▶ [Directions for this task] Restate the entries below word for word, omitting nothing.

* Start Data shown *

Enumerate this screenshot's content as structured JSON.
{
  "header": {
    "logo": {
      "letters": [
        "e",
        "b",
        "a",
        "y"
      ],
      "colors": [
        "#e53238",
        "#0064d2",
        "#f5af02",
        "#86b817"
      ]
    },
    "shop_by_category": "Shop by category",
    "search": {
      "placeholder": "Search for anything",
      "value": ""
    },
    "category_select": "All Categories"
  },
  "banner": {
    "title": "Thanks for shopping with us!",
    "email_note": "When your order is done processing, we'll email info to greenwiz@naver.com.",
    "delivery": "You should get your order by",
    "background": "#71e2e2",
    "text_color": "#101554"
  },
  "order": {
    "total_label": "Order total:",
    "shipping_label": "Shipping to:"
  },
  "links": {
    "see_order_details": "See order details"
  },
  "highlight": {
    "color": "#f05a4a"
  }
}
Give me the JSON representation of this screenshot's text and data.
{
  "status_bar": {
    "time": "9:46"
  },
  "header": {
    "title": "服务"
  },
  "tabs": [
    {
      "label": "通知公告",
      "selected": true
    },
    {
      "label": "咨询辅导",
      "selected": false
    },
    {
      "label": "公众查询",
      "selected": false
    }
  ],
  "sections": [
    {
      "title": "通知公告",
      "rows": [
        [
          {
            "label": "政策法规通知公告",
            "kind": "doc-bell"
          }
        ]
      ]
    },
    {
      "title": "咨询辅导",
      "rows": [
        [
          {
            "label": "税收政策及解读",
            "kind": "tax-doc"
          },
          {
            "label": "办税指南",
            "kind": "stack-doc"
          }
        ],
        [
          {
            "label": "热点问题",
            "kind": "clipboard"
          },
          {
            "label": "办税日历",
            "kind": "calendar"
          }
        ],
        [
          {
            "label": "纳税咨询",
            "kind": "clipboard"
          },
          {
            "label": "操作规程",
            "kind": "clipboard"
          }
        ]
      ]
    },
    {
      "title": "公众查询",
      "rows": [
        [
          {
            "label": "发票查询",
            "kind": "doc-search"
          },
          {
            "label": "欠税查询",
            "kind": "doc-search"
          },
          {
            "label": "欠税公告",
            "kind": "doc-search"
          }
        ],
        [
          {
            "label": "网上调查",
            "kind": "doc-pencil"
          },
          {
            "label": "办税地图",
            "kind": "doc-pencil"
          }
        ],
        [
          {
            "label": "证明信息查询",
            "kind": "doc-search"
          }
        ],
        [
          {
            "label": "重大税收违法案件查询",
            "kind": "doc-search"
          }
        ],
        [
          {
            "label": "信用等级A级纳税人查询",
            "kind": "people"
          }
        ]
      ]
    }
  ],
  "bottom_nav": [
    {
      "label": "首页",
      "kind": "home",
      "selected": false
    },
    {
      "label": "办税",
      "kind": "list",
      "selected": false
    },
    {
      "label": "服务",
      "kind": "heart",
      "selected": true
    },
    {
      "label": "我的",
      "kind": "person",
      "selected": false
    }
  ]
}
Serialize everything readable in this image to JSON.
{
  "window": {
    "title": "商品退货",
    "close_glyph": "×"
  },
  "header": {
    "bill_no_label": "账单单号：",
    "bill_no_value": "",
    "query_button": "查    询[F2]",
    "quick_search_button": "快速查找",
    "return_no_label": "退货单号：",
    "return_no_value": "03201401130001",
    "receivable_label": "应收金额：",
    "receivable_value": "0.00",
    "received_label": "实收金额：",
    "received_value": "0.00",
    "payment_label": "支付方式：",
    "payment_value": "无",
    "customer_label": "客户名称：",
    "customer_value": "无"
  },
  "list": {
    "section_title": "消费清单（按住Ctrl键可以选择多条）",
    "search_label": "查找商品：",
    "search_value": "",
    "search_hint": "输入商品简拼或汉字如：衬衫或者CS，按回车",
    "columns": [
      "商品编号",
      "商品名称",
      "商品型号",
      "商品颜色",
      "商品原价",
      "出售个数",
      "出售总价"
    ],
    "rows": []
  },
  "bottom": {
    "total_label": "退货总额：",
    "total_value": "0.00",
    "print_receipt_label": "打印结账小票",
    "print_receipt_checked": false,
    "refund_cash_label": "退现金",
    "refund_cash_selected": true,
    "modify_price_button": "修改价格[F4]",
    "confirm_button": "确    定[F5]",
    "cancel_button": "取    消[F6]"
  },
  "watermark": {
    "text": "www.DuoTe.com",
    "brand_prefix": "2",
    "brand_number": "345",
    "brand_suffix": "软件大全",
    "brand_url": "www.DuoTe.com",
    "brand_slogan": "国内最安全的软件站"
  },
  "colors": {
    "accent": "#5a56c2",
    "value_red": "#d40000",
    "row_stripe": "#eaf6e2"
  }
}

* End Data shown *

▶ [The reply]
Enumerate this screenshot's content as structured JSON.
{
  "header": {
    "logo": {
      "letters": [
        "e",
        "b",
        "a",
        "y"
      ],
      "colors": [
        "#e53238",
        "#0064d2",
        "#f5af02",
        "#86b817"
      ]
    },
    "shop_by_category": "Shop by category",
    "search": {
      "placeholder": "Search for anything",
      "value": ""
    },
    "category_select": "All Categories"
  },
  "banner": {
    "title": "Thanks for shopping with us!",
    "email_note": "When your order is done processing, we'll email info to greenwiz@naver.com.",
    "delivery": "You should get your order by",
    "background": "#71e2e2",
    "text_color": "#101554"
  },
  "order": {
    "total_label": "Order total:",
    "shipping_label": "Shipping to:"
  },
  "links": {
    "see_order_details": "See order details"
  },
  "highlight": {
    "color": "#f05a4a"
  }
}
Give me the JSON representation of this screenshot's text and data.
{
  "status_bar": {
    "time": "9:46"
  },
  "header": {
    "title": "服务"
  },
  "tabs": [
    {
      "label": "通知公告",
      "selected": true
    },
    {
      "label": "咨询辅导",
      "selected": false
    },
    {
      "label": "公众查询",
      "selected": false
    }
  ],
  "sections": [
    {
      "title": "通知公告",
      "rows": [
        [
          {
            "label": "政策法规通知公告",
            "kind": "doc-bell"
          }
        ]
      ]
    },
    {
      "title": "咨询辅导",
      "rows": [
        [
          {
            "label": "税收政策及解读",
            "kind": "tax-doc"
          },
          {
            "label": "办税指南",
            "kind": "stack-doc"
          }
        ],
        [
          {
            "label": "热点问题",
            "kind": "clipboard"
          },
          {
            "label": "办税日历",
            "kind": "calendar"
          }
        ],
        [
          {
            "label": "纳税咨询",
            "kind": "clipboard"
          },
          {
            "label": "操作规程",
            "kind": "clipboard"
          }
        ]
      ]
    },
    {
      "title": "公众查询",
      "rows": [
        [
          {
            "label": "发票查询",
            "kind": "doc-search"
          },
          {
            "label": "欠税查询",
            "kind": "doc-search"
          },
          {
            "label": "欠税公告",
            "kind": "doc-search"
          }
        ],
        [
          {
            "label": "网上调查",
            "kind": "doc-pencil"
          },
          {
            "label": "办税地图",
            "kind": "doc-pencil"
          }
        ],
        [
          {
            "label": "证明信息查询",
            "kind": "doc-search"
          }
        ],
        [
          {
            "label": "重大税收违法案件查询",
            "kind": "doc-search"
          }
        ],
        [
          {
            "label": "信用等级A级纳税人查询",
            "kind": "people"
          }
        ]
      ]
    }
  ],
  "bottom_nav": [
    {
      "label": "首页",
      "kind": "home",
      "selected": false
    },
    {
      "label": "办税",
      "kind": "list",
      "selected": false
    },
    {
      "label": "服务",
      "kind": "heart",
      "selected": true
    },
    {
      "label": "我的",
      "kind": "person",
      "selected": false
    }
  ]
}
Serialize everything readable in this image to JSON.
{
  "window": {
    "title": "商品退货",
    "close_glyph": "×"
  },
  "header": {
    "bill_no_label": "账单单号：",
    "bill_no_value": "",
    "query_button": "查    询[F2]",
    "quick_search_button": "快速查找",
    "return_no_label": "退货单号：",
    "return_no_value": "03201401130001",
    "receivable_label": "应收金额：",
    "receivable_value": "0.00",
    "received_label": "实收金额：",
    "received_value": "0.00",
    "payment_label": "支付方式：",
    "payment_value": "无",
    "customer_label": "客户名称：",
    "customer_value": "无"
  },
  "list": {
    "section_title": "消费清单（按住Ctrl键可以选择多条）",
    "search_label": "查找商品：",
    "search_value": "",
    "search_hint": "输入商品简拼或汉字如：衬衫或者CS，按回车",
    "columns": [
      "商品编号",
      "商品名称",
      "商品型号",
      "商品颜色",
      "商品原价",
      "出售个数",
      "出售总价"
    ],
    "rows": []
  },
  "bottom": {
    "total_label": "退货总额：",
    "total_value": "0.00",
    "print_receipt_label": "打印结账小票",
    "print_receipt_checked": false,
    "refund_cash_label": "退现金",
    "refund_cash_selected": true,
    "modify_price_button": "修改价格[F4]",
    "confirm_button": "确    定[F5]",
    "cancel_button": "取    消[F6]"
  },
  "watermark": {
    "text": "www.DuoTe.com",
    "brand_prefix": "2",
    "brand_number": "345",
    "brand_suffix": "软件大全",
    "brand_url": "www.DuoTe.com",
    "brand_slogan": "国内最安全的软件站"
  },
  "colors": {
    "accent": "#5a56c2",
    "value_red": "#d40000",
    "row_stripe": "#eaf6e2"
  }
}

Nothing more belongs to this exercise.